Task requirements – Wherever the word "problems" appears in a line of the records, copy that line.

Data excerpts –
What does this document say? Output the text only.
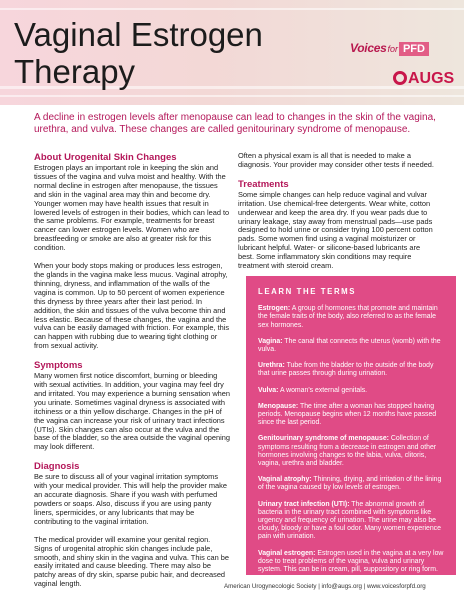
Vaginal Estrogen
Therapy
Voicesfor PFD
AUGS

A decline in estrogen levels after menopause can lead to changes in the skin of the vagina, urethra, and vulva. These changes are called genitourinary syndrome of menopause.

About Urogenital Skin Changes

Estrogen plays an important role in keeping the skin and tissues of the vagina and vulva moist and healthy. With the normal decline in estrogen after menopause, the tissues and skin in the vaginal area may thin and become dry. Younger women may have health issues that result in lowered levels of estrogen in their bodies, which can lead to the same problems. For example, treatments for breast cancer can lower estrogen levels. Women who are breastfeeding or smoke are also at greater risk for this condition.

When your body stops making or produces less estrogen, the glands in the vagina make less mucus. Vaginal atrophy, thinning, dryness, and inflammation of the walls of the vagina is common. Up to 50 percent of women experience this dryness by three years after their last period. In addition, the skin and tissues of the vulva become thin and less elastic. Because of these changes, the vagina and the vulva can be easily damaged with friction. For example, this can happen with rubbing due to wearing tight clothing or from sexual activity.

Symptoms

Many women first notice discomfort, burning or bleeding with sexual activities. In addition, your vagina may feel dry and irritated. You may experience a burning sensation when you urinate. Sometimes vaginal dryness is associated with itchiness or a thin yellow discharge. Changes in the pH of the vagina can increase your risk of urinary tract infections (UTIs). Skin changes can also occur at the vulva and the base of the bladder, so the area outside the vaginal opening may look different.

Diagnosis

Be sure to discuss all of your vaginal irritation symptoms with your medical provider. This will help the provider make an accurate diagnosis. Share if you wash with perfumed powders or soaps. Also, discuss if you are using panty liners, spermicides, or any lubricants that may be contributing to the vaginal irritation.

The medical provider will examine your genital region. Signs of urogenital atrophic skin changes include pale, smooth, and shiny skin in the vagina and vulva. This can be easily irritated and cause bleeding. There may also be patchy areas of dry skin, sparse pubic hair, and decreased vaginal length.

Often a physical exam is all that is needed to make a diagnosis. Your provider may consider other tests if needed.

Treatments

Some simple changes can help reduce vaginal and vulvar irritation. Use chemical-free detergents. Wear white, cotton underwear and keep the area dry. If you wear pads due to urinary leakage, stay away from menstrual pads—use pads designed to hold urine or consider trying 100 percent cotton pads. Some women find using a vaginal moisturizer or lubricant helpful. Water- or silicone-based lubricants are best. Some inflammatory skin conditions may require treatment with steroid cream.

LEARN THE TERMS

Estrogen: A group of hormones that promote and maintain the female traits of the body, also referred to as the female sex hormones.

Vagina: The canal that connects the uterus (womb) with the vulva.

Urethra: Tube from the bladder to the outside of the body that urine passes through during urination.

Vulva: A woman's external genitals.

Menopause: The time after a woman has stopped having periods. Menopause begins when 12 months have passed since the last period.

Genitourinary syndrome of menopause: Collection of symptoms resulting from a decrease in estrogen and other hormones involving changes to the labia, vulva, clitoris, vagina, urethra and bladder.

Vaginal atrophy: Thinning, drying, and irritation of the lining of the vagina caused by low levels of estrogen.

Urinary tract infection (UTI): The abnormal growth of bacteria in the urinary tract combined with symptoms like urgency and frequency of urination. The urine may also be cloudy, bloody or have a foul odor. Many women experience pain with urination.

Vaginal estrogen: Estrogen used in the vagina at a very low dose to treat problems of the vagina, vulva and urinary system. This can be in cream, pill, suppository or ring form.

American Urogynecologic Society | info@augs.org | www.voicesforpfd.org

Exercise result –
Estrogen plays an important role in keeping the skin and tissues of the vagina and vulva moist and healthy. With the normal decline in estrogen after menopause, the tissues and skin in the vaginal area may thin and become dry. Younger women may have health issues that result in lowered levels of estrogen in their bodies, which can lead to the same problems. For example, treatments for breast cancer can lower estrogen levels. Women who are breastfeeding or smoke are also at greater risk for this condition.
Vaginal estrogen: Estrogen used in the vagina at a very low dose to treat problems of the vagina, vulva and urinary system. This can be in cream, pill, suppository or ring form.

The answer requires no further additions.